Written problem: Give back the entire listing verbatim.
— Start of Data —
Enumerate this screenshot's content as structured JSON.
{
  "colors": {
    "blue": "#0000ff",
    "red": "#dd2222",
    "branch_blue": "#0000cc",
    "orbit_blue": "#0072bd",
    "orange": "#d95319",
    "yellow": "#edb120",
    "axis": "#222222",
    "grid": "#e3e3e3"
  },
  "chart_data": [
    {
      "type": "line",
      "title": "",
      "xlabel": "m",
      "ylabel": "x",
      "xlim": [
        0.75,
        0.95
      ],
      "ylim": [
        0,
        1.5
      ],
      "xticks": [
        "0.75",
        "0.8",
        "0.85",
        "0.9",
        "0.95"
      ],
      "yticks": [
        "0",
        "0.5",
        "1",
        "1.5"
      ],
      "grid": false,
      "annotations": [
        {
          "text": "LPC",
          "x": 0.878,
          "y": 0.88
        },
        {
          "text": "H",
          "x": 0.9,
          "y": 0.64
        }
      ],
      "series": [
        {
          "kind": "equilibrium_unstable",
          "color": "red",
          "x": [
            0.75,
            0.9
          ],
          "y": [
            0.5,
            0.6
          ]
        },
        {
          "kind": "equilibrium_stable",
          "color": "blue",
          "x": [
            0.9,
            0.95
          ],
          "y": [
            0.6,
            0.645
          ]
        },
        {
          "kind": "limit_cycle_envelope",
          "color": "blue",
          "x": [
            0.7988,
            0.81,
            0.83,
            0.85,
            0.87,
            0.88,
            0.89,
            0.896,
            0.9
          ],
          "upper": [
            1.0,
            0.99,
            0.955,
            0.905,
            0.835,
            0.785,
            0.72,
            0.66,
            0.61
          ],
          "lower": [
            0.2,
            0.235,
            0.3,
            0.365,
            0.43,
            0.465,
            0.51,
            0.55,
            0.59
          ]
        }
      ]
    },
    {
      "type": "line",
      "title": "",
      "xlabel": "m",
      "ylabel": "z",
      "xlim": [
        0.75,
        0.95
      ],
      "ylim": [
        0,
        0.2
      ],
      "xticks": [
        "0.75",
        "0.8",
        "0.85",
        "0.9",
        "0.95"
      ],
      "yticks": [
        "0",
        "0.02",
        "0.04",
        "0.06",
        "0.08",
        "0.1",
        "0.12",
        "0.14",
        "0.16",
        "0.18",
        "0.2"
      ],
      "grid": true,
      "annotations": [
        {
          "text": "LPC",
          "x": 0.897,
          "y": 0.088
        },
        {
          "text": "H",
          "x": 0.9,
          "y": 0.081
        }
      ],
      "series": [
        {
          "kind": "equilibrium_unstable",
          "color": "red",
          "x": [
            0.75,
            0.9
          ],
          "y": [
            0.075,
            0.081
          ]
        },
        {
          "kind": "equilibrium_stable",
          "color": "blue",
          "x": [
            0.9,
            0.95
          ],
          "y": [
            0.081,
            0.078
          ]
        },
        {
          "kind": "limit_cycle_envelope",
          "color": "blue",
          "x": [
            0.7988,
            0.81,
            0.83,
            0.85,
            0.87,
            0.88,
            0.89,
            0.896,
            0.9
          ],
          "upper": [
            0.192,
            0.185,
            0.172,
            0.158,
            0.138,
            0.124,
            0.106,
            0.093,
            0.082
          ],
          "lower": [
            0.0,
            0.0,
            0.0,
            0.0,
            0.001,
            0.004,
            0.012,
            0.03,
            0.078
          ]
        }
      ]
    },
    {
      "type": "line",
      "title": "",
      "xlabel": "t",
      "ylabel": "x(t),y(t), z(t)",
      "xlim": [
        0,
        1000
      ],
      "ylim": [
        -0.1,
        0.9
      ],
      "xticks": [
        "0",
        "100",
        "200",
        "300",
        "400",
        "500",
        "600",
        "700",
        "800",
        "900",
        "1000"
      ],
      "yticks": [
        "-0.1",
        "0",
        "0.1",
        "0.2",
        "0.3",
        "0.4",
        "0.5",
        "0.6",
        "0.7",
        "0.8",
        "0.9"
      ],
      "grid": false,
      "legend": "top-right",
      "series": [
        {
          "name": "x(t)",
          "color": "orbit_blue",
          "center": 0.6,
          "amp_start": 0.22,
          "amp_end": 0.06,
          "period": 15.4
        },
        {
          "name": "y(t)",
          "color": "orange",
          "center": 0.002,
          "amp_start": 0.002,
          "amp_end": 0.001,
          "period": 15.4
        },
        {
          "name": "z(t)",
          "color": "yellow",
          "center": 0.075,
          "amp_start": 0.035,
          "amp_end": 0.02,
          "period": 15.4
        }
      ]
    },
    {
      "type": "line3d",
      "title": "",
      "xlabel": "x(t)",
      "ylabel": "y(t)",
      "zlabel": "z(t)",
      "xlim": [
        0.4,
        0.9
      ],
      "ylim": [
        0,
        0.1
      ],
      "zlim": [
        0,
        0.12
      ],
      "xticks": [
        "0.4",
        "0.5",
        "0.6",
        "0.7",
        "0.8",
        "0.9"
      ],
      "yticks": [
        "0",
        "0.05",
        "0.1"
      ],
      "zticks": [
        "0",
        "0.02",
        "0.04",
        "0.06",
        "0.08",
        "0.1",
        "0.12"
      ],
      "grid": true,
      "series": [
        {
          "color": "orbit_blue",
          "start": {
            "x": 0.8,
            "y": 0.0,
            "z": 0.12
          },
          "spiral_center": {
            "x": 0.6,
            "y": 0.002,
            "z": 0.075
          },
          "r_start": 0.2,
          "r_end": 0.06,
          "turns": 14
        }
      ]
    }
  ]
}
— End of Data —
Result below:
Enumerate this screenshot's content as structured JSON.
{
  "colors": {
    "blue": "#0000ff",
    "red": "#dd2222",
    "branch_blue": "#0000cc",
    "orbit_blue": "#0072bd",
    "orange": "#d95319",
    "yellow": "#edb120",
    "axis": "#222222",
    "grid": "#e3e3e3"
  },
  "chart_data": [
    {
      "type": "line",
      "title": "",
      "xlabel": "m",
      "ylabel": "x",
      "xlim": [
        0.75,
        0.95
      ],
      "ylim": [
        0,
        1.5
      ],
      "xticks": [
        "0.75",
        "0.8",
        "0.85",
        "0.9",
        "0.95"
      ],
      "yticks": [
        "0",
        "0.5",
        "1",
        "1.5"
      ],
      "grid": false,
      "annotations": [
        {
          "text": "LPC",
          "x": 0.878,
          "y": 0.88
        },
        {
          "text": "H",
          "x": 0.9,
          "y": 0.64
        }
      ],
      "series": [
        {
          "kind": "equilibrium_unstable",
          "color": "red",
          "x": [
            0.75,
            0.9
          ],
          "y": [
            0.5,
            0.6
          ]
        },
        {
          "kind": "equilibrium_stable",
          "color": "blue",
          "x": [
            0.9,
            0.95
          ],
          "y": [
            0.6,
            0.645
          ]
        },
        {
          "kind": "limit_cycle_envelope",
          "color": "blue",
          "x": [
            0.7988,
            0.81,
            0.83,
            0.85,
            0.87,
            0.88,
            0.89,
            0.896,
            0.9
          ],
          "upper": [
            1.0,
            0.99,
            0.955,
            0.905,
            0.835,
            0.785,
            0.72,
            0.66,
            0.61
          ],
          "lower": [
            0.2,
            0.235,
            0.3,
            0.365,
            0.43,
            0.465,
            0.51,
            0.55,
            0.59
          ]
        }
      ]
    },
    {
      "type": "line",
      "title": "",
      "xlabel": "m",
      "ylabel": "z",
      "xlim": [
        0.75,
        0.95
      ],
      "ylim": [
        0,
        0.2
      ],
      "xticks": [
        "0.75",
        "0.8",
        "0.85",
        "0.9",
        "0.95"
      ],
      "yticks": [
        "0",
        "0.02",
        "0.04",
        "0.06",
        "0.08",
        "0.1",
        "0.12",
        "0.14",
        "0.16",
        "0.18",
        "0.2"
      ],
      "grid": true,
      "annotations": [
        {
          "text": "LPC",
          "x": 0.897,
          "y": 0.088
        },
        {
          "text": "H",
          "x": 0.9,
          "y": 0.081
        }
      ],
      "series": [
        {
          "kind": "equilibrium_unstable",
          "color": "red",
          "x": [
            0.75,
            0.9
          ],
          "y": [
            0.075,
            0.081
          ]
        },
        {
          "kind": "equilibrium_stable",
          "color": "blue",
          "x": [
            0.9,
            0.95
          ],
          "y": [
            0.081,
            0.078
          ]
        },
        {
          "kind": "limit_cycle_envelope",
          "color": "blue",
          "x": [
            0.7988,
            0.81,
            0.83,
            0.85,
            0.87,
            0.88,
            0.89,
            0.896,
            0.9
          ],
          "upper": [
            0.192,
            0.185,
            0.172,
            0.158,
            0.138,
            0.124,
            0.106,
            0.093,
            0.082
          ],
          "lower": [
            0.0,
            0.0,
            0.0,
            0.0,
            0.001,
            0.004,
            0.012,
            0.03,
            0.078
          ]
        }
      ]
    },
    {
      "type": "line",
      "title": "",
      "xlabel": "t",
      "ylabel": "x(t),y(t), z(t)",
      "xlim": [
        0,
        1000
      ],
      "ylim": [
        -0.1,
        0.9
      ],
      "xticks": [
        "0",
        "100",
        "200",
        "300",
        "400",
        "500",
        "600",
        "700",
        "800",
        "900",
        "1000"
      ],
      "yticks": [
        "-0.1",
        "0",
        "0.1",
        "0.2",
        "0.3",
        "0.4",
        "0.5",
        "0.6",
        "0.7",
        "0.8",
        "0.9"
      ],
      "grid": false,
      "legend": "top-right",
      "series": [
        {
          "name": "x(t)",
          "color": "orbit_blue",
          "center": 0.6,
          "amp_start": 0.22,
          "amp_end": 0.06,
          "period": 15.4
        },
        {
          "name": "y(t)",
          "color": "orange",
          "center": 0.002,
          "amp_start": 0.002,
          "amp_end": 0.001,
          "period": 15.4
        },
        {
          "name": "z(t)",
          "color": "yellow",
          "center": 0.075,
          "amp_start": 0.035,
          "amp_end": 0.02,
          "period": 15.4
        }
      ]
    },
    {
      "type": "line3d",
      "title": "",
      "xlabel": "x(t)",
      "ylabel": "y(t)",
      "zlabel": "z(t)",
      "xlim": [
        0.4,
        0.9
      ],
      "ylim": [
        0,
        0.1
      ],
      "zlim": [
        0,
        0.12
      ],
      "xticks": [
        "0.4",
        "0.5",
        "0.6",
        "0.7",
        "0.8",
        "0.9"
      ],
      "yticks": [
        "0",
        "0.05",
        "0.1"
      ],
      "zticks": [
        "0",
        "0.02",
        "0.04",
        "0.06",
        "0.08",
        "0.1",
        "0.12"
      ],
      "grid": true,
      "series": [
        {
          "color": "orbit_blue",
          "start": {
            "x": 0.8,
            "y": 0.0,
            "z": 0.12
          },
          "spiral_center": {
            "x": 0.6,
            "y": 0.002,
            "z": 0.075
          },
          "r_start": 0.2,
          "r_end": 0.06,
          "turns": 14
        }
      ]
    }
  ]
}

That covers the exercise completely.